◆ **Data excerpts**
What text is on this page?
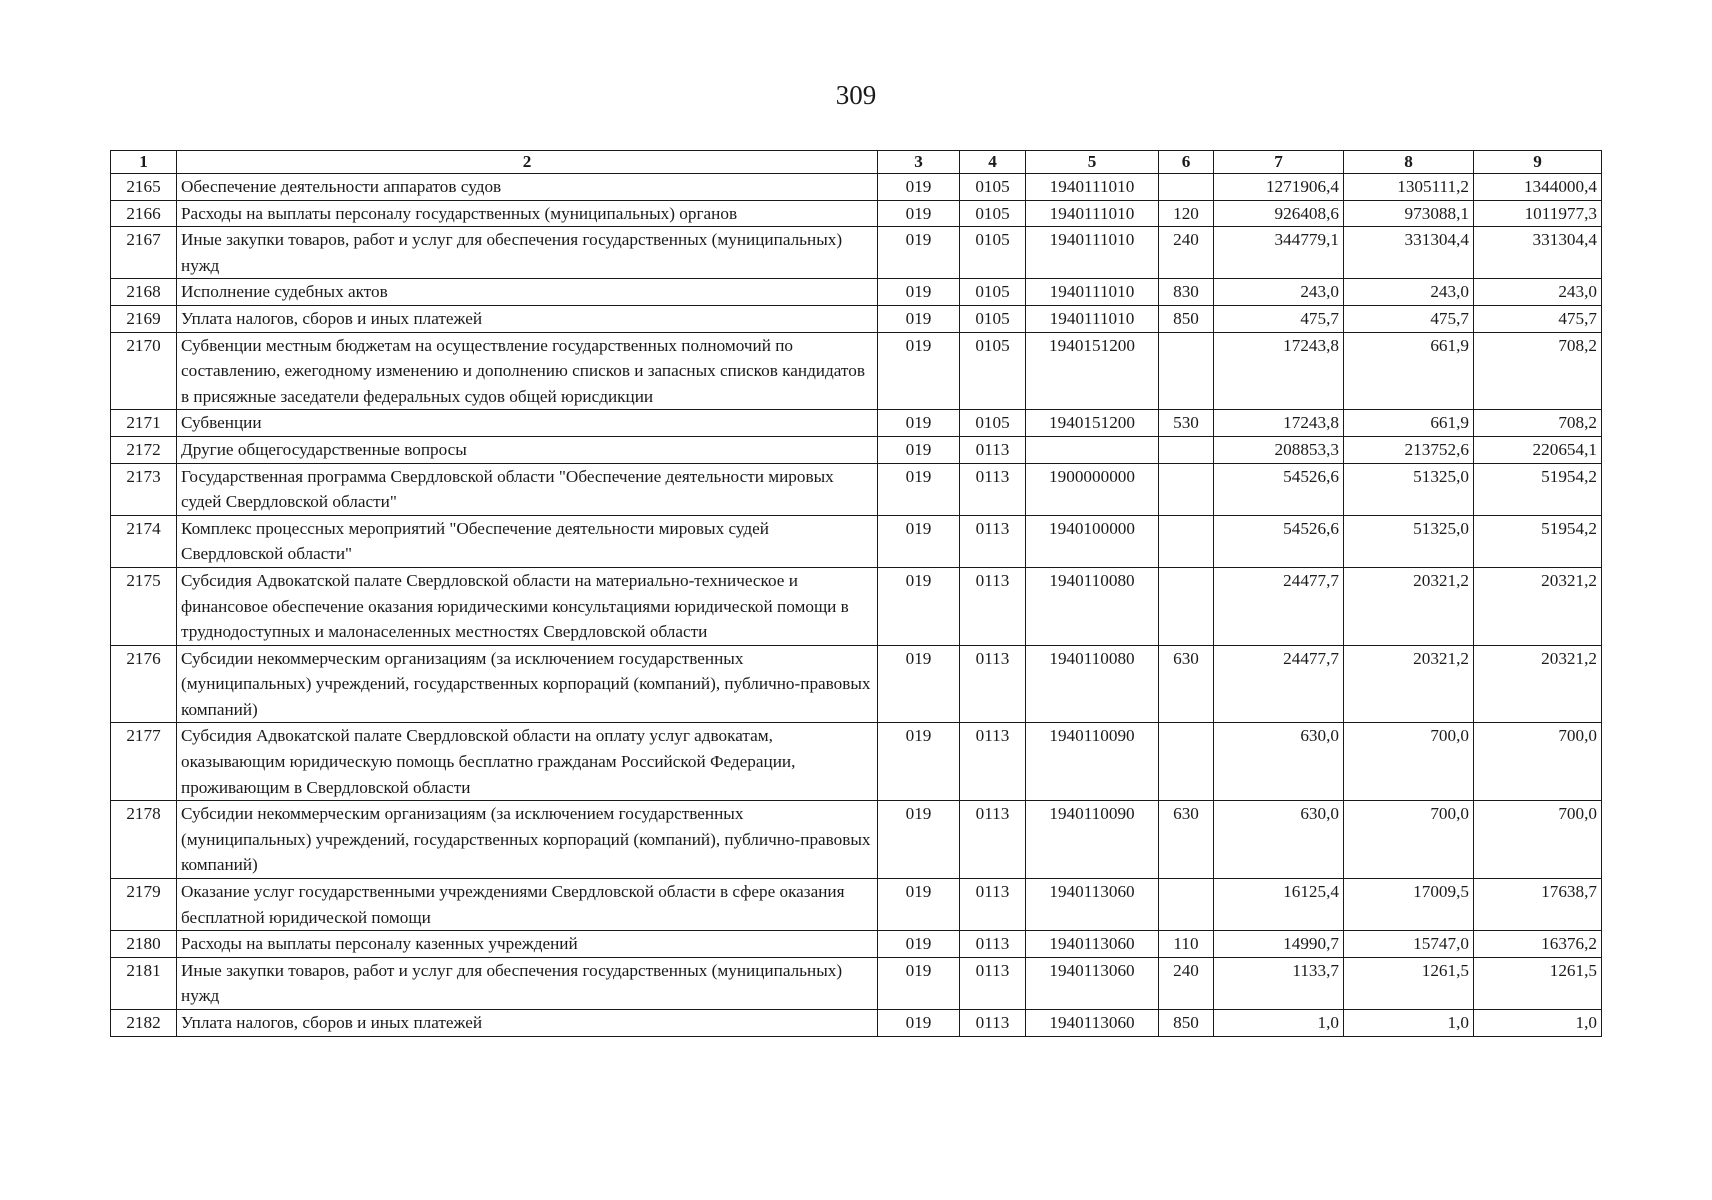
309
1	2	3	4	5	6	7	8	9
2165	Обеспечение деятельности аппаратов судов	019	0105	1940111010		1271906,4	1305111,2	1344000,4
2166	Расходы на выплаты персоналу государственных (муниципальных) органов	019	0105	1940111010	120	926408,6	973088,1	1011977,3
2167	Иные закупки товаров, работ и услуг для обеспечения государственных (муниципальных) нужд	019	0105	1940111010	240	344779,1	331304,4	331304,4
2168	Исполнение судебных актов	019	0105	1940111010	830	243,0	243,0	243,0
2169	Уплата налогов, сборов и иных платежей	019	0105	1940111010	850	475,7	475,7	475,7
2170	Субвенции местным бюджетам на осуществление государственных полномочий по составлению, ежегодному изменению и дополнению списков и запасных списков кандидатов в присяжные заседатели федеральных судов общей юрисдикции	019	0105	1940151200		17243,8	661,9	708,2
2171	Субвенции	019	0105	1940151200	530	17243,8	661,9	708,2
2172	Другие общегосударственные вопросы	019	0113			208853,3	213752,6	220654,1
2173	Государственная программа Свердловской области "Обеспечение деятельности мировых судей Свердловской области"	019	0113	1900000000		54526,6	51325,0	51954,2
2174	Комплекс процессных мероприятий "Обеспечение деятельности мировых судей Свердловской области"	019	0113	1940100000		54526,6	51325,0	51954,2
2175	Субсидия Адвокатской палате Свердловской области на материально-техническое и финансовое обеспечение оказания юридическими консультациями юридической помощи в труднодоступных и малонаселенных местностях Свердловской области	019	0113	1940110080		24477,7	20321,2	20321,2
2176	Субсидии некоммерческим организациям (за исключением государственных (муниципальных) учреждений, государственных корпораций (компаний), публично-правовых компаний)	019	0113	1940110080	630	24477,7	20321,2	20321,2
2177	Субсидия Адвокатской палате Свердловской области на оплату услуг адвокатам, оказывающим юридическую помощь бесплатно гражданам Российской Федерации, проживающим в Свердловской области	019	0113	1940110090		630,0	700,0	700,0
2178	Субсидии некоммерческим организациям (за исключением государственных (муниципальных) учреждений, государственных корпораций (компаний), публично-правовых компаний)	019	0113	1940110090	630	630,0	700,0	700,0
2179	Оказание услуг государственными учреждениями Свердловской области в сфере оказания бесплатной юридической помощи	019	0113	1940113060		16125,4	17009,5	17638,7
2180	Расходы на выплаты персоналу казенных учреждений	019	0113	1940113060	110	14990,7	15747,0	16376,2
2181	Иные закупки товаров, работ и услуг для обеспечения государственных (муниципальных) нужд	019	0113	1940113060	240	1133,7	1261,5	1261,5
2182	Уплата налогов, сборов и иных платежей	019	0113	1940113060	850	1,0	1,0	1,0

◆ **What you should do**
Report how many lines in the records above contain the word "Уплата", giving only the number.

◆ **Finished answer**
2